▶ Bloc de texte:
Mémoire


Mémoire et intériorisation. Hegel

Robert Legros

Université de Caen Basse-Normandie
Département de Philosophie


La mémoire est présentée par Hegel comme une modalité de l’esprit. Chaque modalité de l’esprit est décrite comme un moment du développement de l’esprit. Pour Hegel, comprendre le sens d’une des modalités de l’esprit consiste d’abord à la situer dans le cadre de ce développement au cours duquel l’esprit parcourt tous ses moments. Avant de situer la mémoire dans le développement des moments de l’esprit, tentons d’abord de préciser brièvement en quel sens l’esprit est aux yeux de Hegel un développement de ses propres moments.

Hegel distingue deux développements des moments de l’esprit. Un développement historique et un développement conceptuel. Hegel appartient à une époque, celle de la fin de l’Ancien Régime et de la naissance d’un nouveau type de société, au cours de laquelle les hommes acquièrent une conscience neuve de leur historicité. La mise en question de l’Ancien Régime entraîne une transformation profonde des expériences collectives, qui se traduit notamment par un sentiment aigu de l’irréversible. Hegel est l’un des premiers philosophes à mettre l’accent sur le caractère intrinsèquement historique des choses humaines. Cependant il interprète cette historicité comme si elle était le fait d’un progrès au cours duquel l’esprit se découvrait peu à peu à lui-même. Toute l’histoire de l’humanité est à ses yeux l’histoire de l’esprit qui s’achemine vers son accomplissement, à travers une suite d’époques (le monde oriental, le monde grec, le monde romain, le monde chrétien médiéval, le monde moderne). Chaque époque est une figure de l’esprit. Mais à côté de ce développement historique de l’esprit, Hegel met en lumière un tout autre développement de l’esprit, à savoir le développement des différentes modalités de l’esprit. Comment se présente ce second développement ?

La liberté n’est pas pour Hegel une qualité parmi d’autres de l’esprit, qui serait du même rang que ses autres qualités, car elle est la qualité sans laquelle les autres qualités disparaîtraient ou ne seraient pas ce qu’elles sont. En ce sens elle est la substance de l’esprit. Par rapport à elle, toutes les autres qualités sont secondaires ou accidentelles. Tout ce qui suppose la liberté appartient à l’esprit : l’art, la morale, la vie en société, un système juridique, la mémoire, la philosophie… Cependant tout ce qui suppose la liberté ne témoigne pas d’un même degré de liberté, donc d’un même degré de spiritualité. C’est en ce sens que l’on peut, d’après Hegel, présenter les différentes modalités de l’esprit selon un développement qui va des modalités les moins spirituelles, ou qui sont encore proches de la nature, celles où la liberté est encore rudimentaire, vers les modalités les plus spirituelles, celles qui témoignent d’une liberté plus accomplie. En quel sens une modalité de l’esprit est-elle moins spirituelle qu’une autre, moins accomplie, plus fruste ? En ce sens qu’elle est à la fois plus immédiate et plus abstraite. La présentation du développement des modalités de l’esprit va des modalités les plus abstraites, les plus immédiates, les moins spirituelles, vers les modalités les plus concrètes, les plus spirituelles.

▶ Consignes:
(A) Pouvez-vous condenser sous forme de liste le paragraphe du texte sur la mémoire chez Hegel qui commence par « La mémoire est présentée par Hegel », sans perdre ses idées principales ?
(B) Pouvez-vous modifier le passage du texte sur la mémoire chez Hegel compris entre « Mémoire et intériorisation. » et « ses propres moments. », inclus, en y remplaçant « développement » par « déploiement » ?
(C) Pouvez-vous poursuivre le texte sur la mémoire chez Hegel au-delà de sa dernière phrase ?

▶ Informations fournies:
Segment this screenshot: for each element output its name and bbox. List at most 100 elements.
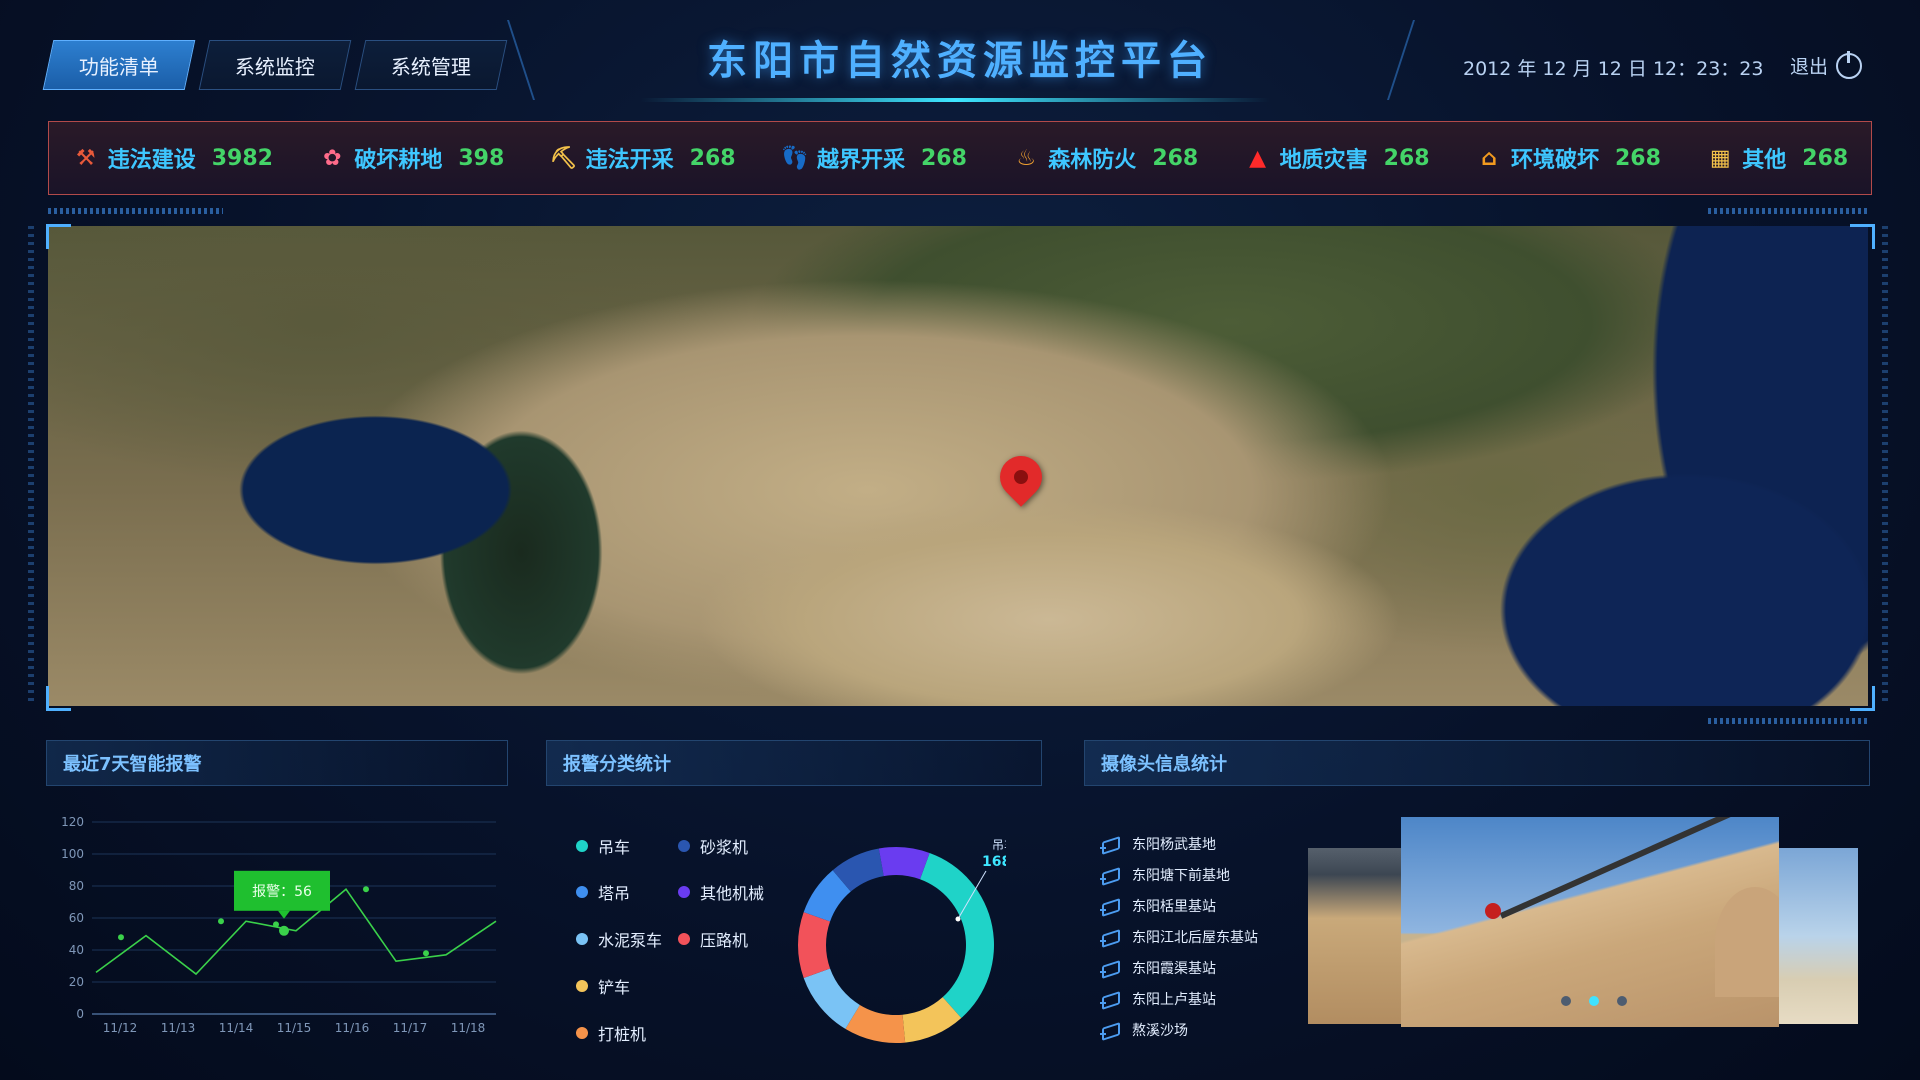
legend-item[interactable]: 压路机 xyxy=(678,927,748,951)
logout-button[interactable]: 退出 xyxy=(1790,50,1863,79)
legend-item[interactable]: 水泥泵车 xyxy=(576,927,662,951)
donut-slice xyxy=(797,912,831,978)
category-overboundary-mining[interactable]: 👣 越界开采 268 xyxy=(781,142,967,174)
carousel-dot[interactable] xyxy=(1589,996,1599,1006)
camera-name: 熬溪沙场 xyxy=(1132,1022,1188,1039)
camera-item[interactable]: 东阳江北后屋东基站 xyxy=(1100,921,1340,952)
page-title: 东阳市自然资源监控平台 xyxy=(707,38,1213,84)
panel-title: 摄像头信息统计 xyxy=(1084,740,1870,786)
x-tick-label: 11/15 xyxy=(277,1021,312,1035)
category-count: 268 xyxy=(920,145,967,171)
legend-item[interactable]: 吊车 xyxy=(576,834,630,858)
legend-label: 铲车 xyxy=(598,978,631,997)
environment-icon: ⌂ xyxy=(1481,145,1497,171)
deco-ticks xyxy=(1708,718,1870,724)
category-count: 268 xyxy=(1614,145,1661,171)
line-chart-svg: 0 20 40 60 80 100 120 11/12 11/13 11/14 11/15 11/16… xyxy=(61,815,497,1035)
tab-system-management[interactable]: 系统管理 xyxy=(354,40,508,90)
carousel-dot[interactable] xyxy=(1561,996,1571,1006)
camera-name: 东阳上卢基站 xyxy=(1132,991,1216,1008)
camera-item[interactable]: 熬溪沙场 xyxy=(1100,1014,1340,1045)
panel-title: 报警分类统计 xyxy=(546,740,1042,786)
camera-item[interactable]: 东阳霞渠基站 xyxy=(1100,952,1340,983)
tooltip-label: 报警：56 xyxy=(252,884,312,900)
carousel-dots xyxy=(1561,996,1627,1006)
category-label: 其他 xyxy=(1742,148,1787,173)
camera-item[interactable]: 东阳上卢基站 xyxy=(1100,983,1340,1014)
category-label: 违法开采 xyxy=(585,148,674,173)
carousel-dot[interactable] xyxy=(1617,996,1627,1006)
legend-item[interactable]: 砂浆机 xyxy=(678,834,748,858)
category-farmland-damage[interactable]: ✿ 破坏耕地 398 xyxy=(318,142,504,174)
classify-donut-chart: 吊车 1685 xyxy=(786,820,1021,1050)
legend-item[interactable]: 铲车 xyxy=(576,974,630,998)
legend-item[interactable]: 其他机械 xyxy=(678,880,764,904)
legend-dot xyxy=(576,1027,588,1039)
camera-list: 东阳杨武基地 东阳塘下前基地 东阳栝里基站 东阳江北后屋东基站 东阳霞渠基站 东… xyxy=(1100,828,1340,1045)
donut-slice xyxy=(920,852,995,1019)
camera-item[interactable]: 东阳塘下前基地 xyxy=(1100,859,1340,890)
legend-label: 其他机械 xyxy=(700,884,765,903)
conveyor-belt xyxy=(1499,817,1740,919)
highlight-point xyxy=(279,925,289,936)
data-point xyxy=(218,918,224,925)
tab-function-list[interactable]: 功能清单 xyxy=(42,40,196,90)
category-illegal-mining[interactable]: ⛏ 违法开采 268 xyxy=(550,142,736,174)
camera-name: 东阳杨武基地 xyxy=(1132,836,1216,853)
forest-fire-icon: ♨ xyxy=(1016,145,1037,171)
satellite-map[interactable] xyxy=(48,226,1868,706)
deco-side-bar xyxy=(1882,226,1888,706)
map-corner xyxy=(1850,686,1875,711)
category-label: 破坏耕地 xyxy=(354,148,443,173)
donut-label-value: 1685 xyxy=(982,854,1006,870)
farmland-icon: ✿ xyxy=(323,145,342,171)
y-tick-label: 60 xyxy=(69,911,84,925)
legend-dot xyxy=(576,933,588,945)
camera-item[interactable]: 东阳杨武基地 xyxy=(1100,828,1340,859)
tab-label: 功能清单 xyxy=(79,54,159,79)
category-environment-damage[interactable]: ⌂ 环境破坏 268 xyxy=(1475,142,1661,174)
legend-dot xyxy=(576,980,588,992)
title-underline xyxy=(640,98,1270,102)
map-corner xyxy=(46,686,71,711)
panel-title: 最近7天智能报警 xyxy=(46,740,508,786)
camera-name: 东阳江北后屋东基站 xyxy=(1132,929,1258,946)
donut-label-dot xyxy=(955,916,961,922)
map-corner xyxy=(46,224,71,249)
legend-label: 打桩机 xyxy=(598,1025,647,1044)
category-other[interactable]: ▦ 其他 268 xyxy=(1706,142,1848,174)
camera-icon xyxy=(1100,899,1120,913)
legend-dot xyxy=(576,840,588,852)
y-tick-label: 120 xyxy=(61,815,84,829)
legend-dot xyxy=(678,840,690,852)
legend-item[interactable]: 打桩机 xyxy=(576,1021,646,1045)
data-point xyxy=(273,921,279,928)
category-strip: ⚒ 违法建设 3982 ✿ 破坏耕地 398 ⛏ 违法开采 268 👣 越界开采… xyxy=(48,121,1872,195)
camera-name: 东阳栝里基站 xyxy=(1132,898,1216,915)
tab-system-monitor[interactable]: 系统监控 xyxy=(198,40,352,90)
x-tick-label: 11/14 xyxy=(219,1021,254,1035)
camera-icon xyxy=(1100,930,1120,944)
title-wrap: 东阳市自然资源监控平台 xyxy=(520,18,1400,100)
map-corner xyxy=(1850,224,1875,249)
legend-label: 压路机 xyxy=(700,931,749,950)
carousel-next-image[interactable] xyxy=(1776,848,1858,1024)
camera-item[interactable]: 东阳栝里基站 xyxy=(1100,890,1340,921)
legend-label: 吊车 xyxy=(598,838,631,857)
camera-name: 东阳霞渠基站 xyxy=(1132,960,1216,977)
power-icon xyxy=(1836,50,1863,79)
carousel-prev-image[interactable] xyxy=(1308,848,1404,1024)
tab-label: 系统监控 xyxy=(235,54,315,79)
category-forest-fire[interactable]: ♨ 森林防火 268 xyxy=(1012,142,1198,174)
grid-icon: ▦ xyxy=(1709,145,1731,171)
category-geo-disaster[interactable]: ▲ 地质灾害 268 xyxy=(1244,142,1429,174)
legend-dot xyxy=(678,933,690,945)
machine-part xyxy=(1485,903,1501,919)
legend-item[interactable]: 塔吊 xyxy=(576,880,630,904)
category-illegal-construction[interactable]: ⚒ 违法建设 3982 xyxy=(72,142,273,174)
donut-svg: 吊车 1685 xyxy=(797,837,1021,1043)
camera-name: 东阳塘下前基地 xyxy=(1132,867,1230,884)
construction-icon: ⚒ xyxy=(75,145,96,171)
y-tick-label: 100 xyxy=(61,847,84,861)
category-label: 森林防火 xyxy=(1048,148,1137,173)
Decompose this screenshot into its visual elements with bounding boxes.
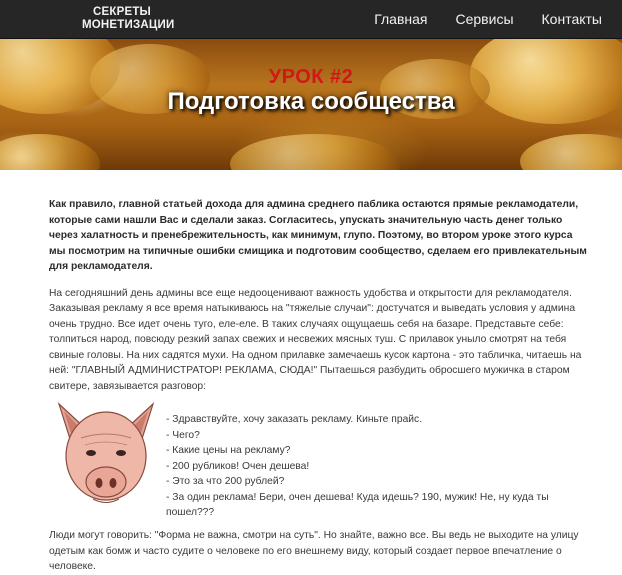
logo-line-2: МОНЕТИЗАЦИИ [82, 18, 175, 31]
article-paragraph-2: Люди могут говорить: "Форма не важна, см… [49, 530, 579, 572]
coin-decoration [0, 134, 100, 170]
article-lead: Как правило, главной статьей дохода для … [49, 199, 587, 272]
article-body: Как правило, главной статьей дохода для … [0, 197, 622, 575]
hero-banner: УРОК #2 Подготовка сообщества [0, 39, 622, 170]
dialog-line: - Это за что 200 рублей? [166, 476, 285, 487]
lesson-number: УРОК #2 [268, 66, 354, 88]
logo-line-1: СЕКРЕТЫ [92, 6, 152, 18]
coin-decoration [230, 134, 400, 170]
site-logo[interactable]: СЕКРЕТЫ МОНЕТИЗАЦИИ [82, 6, 175, 31]
main-nav: Главная Сервисы Контакты [360, 0, 622, 38]
page-title: Подготовка сообщества [167, 88, 455, 115]
dialog-line: - Чего? [166, 429, 200, 441]
pig-head-image [57, 402, 155, 503]
nav-item-contacts[interactable]: Контакты [528, 0, 622, 38]
top-navigation-bar: СЕКРЕТЫ МОНЕТИЗАЦИИ Главная Сервисы Конт… [0, 0, 622, 39]
dialog-line: - За один реклама! Бери, очен дешева! Ку… [166, 491, 549, 519]
article-paragraph-1: На сегодняшний день админы все еще недоо… [49, 287, 582, 392]
dialog-lines: - Здравствуйте, хочу заказать рекламу. К… [166, 412, 590, 519]
nav-item-services[interactable]: Сервисы [442, 0, 528, 38]
dialog-line: - Какие цены на рекламу? [166, 445, 291, 456]
dialog-section: - Здравствуйте, хочу заказать рекламу. К… [49, 398, 590, 519]
nav-item-home[interactable]: Главная [360, 0, 441, 38]
dialog-line: - 200 рубликов! Очен дешева! [166, 460, 310, 472]
dialog-line: - Здравствуйте, хочу заказать рекламу. К… [166, 414, 423, 425]
coin-decoration [520, 134, 622, 170]
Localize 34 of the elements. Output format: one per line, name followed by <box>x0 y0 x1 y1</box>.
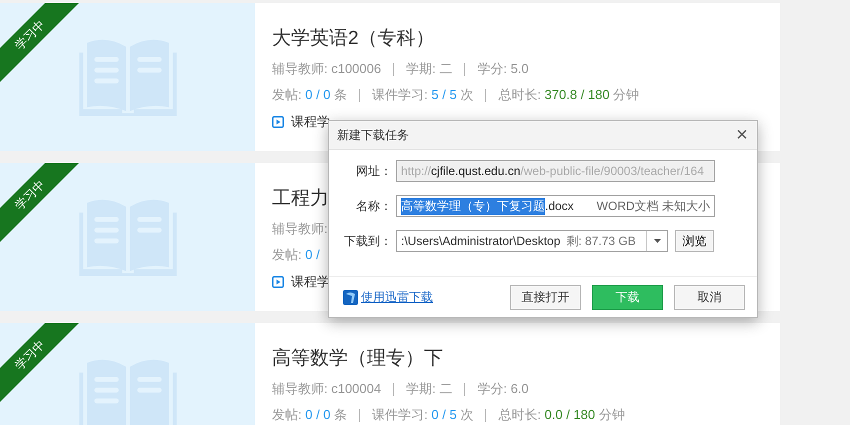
url-field[interactable]: http://cjfile.qust.edu.cn/web-public-file/90003/teacher/164 <box>396 160 715 182</box>
field-label: 下载到： <box>343 232 393 250</box>
course-stat: 总时长: 0.0 / 180 分钟 <box>498 406 625 424</box>
thunder-link[interactable]: 使用迅雷下载 <box>361 288 433 306</box>
course-title[interactable]: 大学英语2（专科） <box>272 25 640 53</box>
course-meta: 辅导教师: c100006 <box>272 60 382 78</box>
course-stat: 课件学习: 0 / 5 次 <box>372 406 474 424</box>
field-label: 网址： <box>355 162 393 180</box>
course-meta: 学期: 二 <box>406 60 452 78</box>
course-title[interactable]: 高等数学（理专）下 <box>272 345 625 373</box>
dialog-button[interactable]: 直接打开 <box>510 284 581 310</box>
course-meta: 辅导教师: <box>272 220 328 238</box>
course-meta: 学分: 6.0 <box>477 380 529 398</box>
course-link[interactable]: 课程学 <box>291 113 330 131</box>
caret-icon <box>654 239 660 243</box>
course-stat: 课件学习: 5 / 5 次 <box>372 86 474 104</box>
folder-dropdown[interactable]: :\Users\Administrator\Desktop 剩: 87.73 GB <box>396 230 668 252</box>
name-field[interactable]: 高等数学理（专）下复习题.docx WORD文档 未知大小 <box>396 195 715 217</box>
field-label: 名称： <box>355 198 393 214</box>
browse-button[interactable]: 浏览 <box>675 230 714 252</box>
close-button[interactable]: × <box>727 121 757 149</box>
course-stat: 发帖: 0 / 0 条 <box>272 406 348 424</box>
course-meta: 学期: 二 <box>406 380 452 398</box>
thunder-icon <box>343 290 358 304</box>
play-icon <box>272 116 284 128</box>
course-title[interactable]: 工程力 <box>272 185 330 213</box>
course-stat: 发帖: 0 / <box>272 246 320 264</box>
course-meta: 学分: 5.0 <box>477 60 529 78</box>
play-icon <box>272 276 284 288</box>
dialog-button[interactable]: 取消 <box>674 284 745 310</box>
course-stat: 总时长: 370.8 / 180 分钟 <box>498 86 640 104</box>
course-meta: 辅导教师: c100004 <box>272 380 382 398</box>
dialog-title: 新建下载任务 <box>337 126 409 144</box>
course-stat: 发帖: 0 / 0 条 <box>272 86 348 104</box>
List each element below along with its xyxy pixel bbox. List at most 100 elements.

▶ Réponses aux exercices:
(A)
- Hegel présente la mémoire comme une modalité de l’esprit.
- Chaque modalité de l’esprit est un moment du développement de l’esprit.
- Comprendre le sens d’une modalité consiste d’abord à la situer dans ce développement, au cours duquel l’esprit parcourt tous ses moments.
- Avant de situer la mémoire, il faut préciser en quel sens l’esprit est, pour Hegel, un développement de ses propres moments.

(B)
Mémoire et intériorisation. Hegel

Robert Legros

Université de Caen Basse-Normandie
Département de Philosophie


La mémoire est présentée par Hegel comme une modalité de l’esprit. Chaque modalité de l’esprit est décrite comme un moment du déploiement de l’esprit. Pour Hegel, comprendre le sens d’une des modalités de l’esprit consiste d’abord à la situer dans le cadre de ce déploiement au cours duquel l’esprit parcourt tous ses moments. Avant de situer la mémoire dans le déploiement des moments de l’esprit, tentons d’abord de préciser brièvement en quel sens l’esprit est aux yeux de Hegel un déploiement de ses propres moments.

(C)
L’esprit sous sa modalité la plus immédiate et la plus abstraite, c’est l’esprit subjectif, c’est-à-dire un « Moi ». Les modalités de l’esprit subjectif, l’intelligence et la volonté, sont les plus abstraites car en réalité, c’est-à-dire dans le concret, l’intelligence et la volonté sont toujours déjà inscrites dans un monde, dans une époque, appartiennent toujours déjà à un esprit objectif. Les formes de l’esprit objectif sont plus immédiates que les formes de l’esprit absolu (art, religion et philosophie), plus abstraites, car en réalité, c’est-à-dire dans le concret, elles entretiennent toujours déjà une réflexion sur leur propre sens, appartiennent toujours déjà à l’esprit absolu. L’esprit absolu est l’esprit le plus spirituel, l’esprit sous sa modalité la plus haute, la plus concrète, car c’est l’esprit qui est effectivement lui-même ce qu’il est en propre, c’est-à-dire l’esprit en tant qu’il se réfléchit lui-même, qu’il s’interroge sur son propre sens, sur le sens de ses propres manifestations objectives. Il se réfléchit à travers des manifestations sensibles de lui-même (l’art), à travers des représentations de lui-même (la religion), et aussi, à partir des Grecs, à travers des concepts (la philosophie).

Quel est le rapport qu’entretiennent ces deux modes de développements de l’esprit, le développement historique à travers des époques de l’esprit, et le développement conceptuel à travers des modalités de l’esprit ?

Hegel n’a jamais apporté une réponse tranchée à cette question. Il est probable qu’il ait initialement conçu la Phénoménologie de l’esprit (1807) comme une phénoménologie des moments conceptuels de l’esprit entendu comme esprit subjectif, qu’il désigne alors par le terme de conscience, et qu’il se soit rendu compte chemin faisant, en présentant les moments de l’esprit subjectif, c’est-à-dire de la conscience individuelle (conscience, conscience de soi, raison) qu’il devrait présenter aussi les moments de l’esprit au sens d’esprit objectif, et qu’il ne pourrait pas décrire les modalités objectives de l’esprit sans les inscrire dans un développement historique. Quoi qu’il en soit, Hegel estimera que c’est seulement lorsque l’esprit a accompli son complet développement historique, c’est-à-dire après la Révolution française, qu’il est non seulement en mesure de se comprendre historiquement mais aussi de se réfléchir, de réfléchir ses propres modalités, d’une manière complète et selon leur ordre véritable.

Quelle place la mémoire occupe-t-elle dans le développement de l’esprit subjectif [1]  ?

Dans la Realphilosophie d’Iéna de 1805-1806, l’esprit subjectif, appelé « esprit selon son concept », réside dans le développement de deux modalités de l’esprit, à savoir de deux facultés : l’intelligence et la volonté. L’intelligence comprend les moments suivants : intuition, imagination (la mémoire comme remémoration est un moment de l’imagination), langage, souvenir, entendement, raison. La volonté se développe à travers les moments suivants : pulsion, amour, famille, reconnaissance.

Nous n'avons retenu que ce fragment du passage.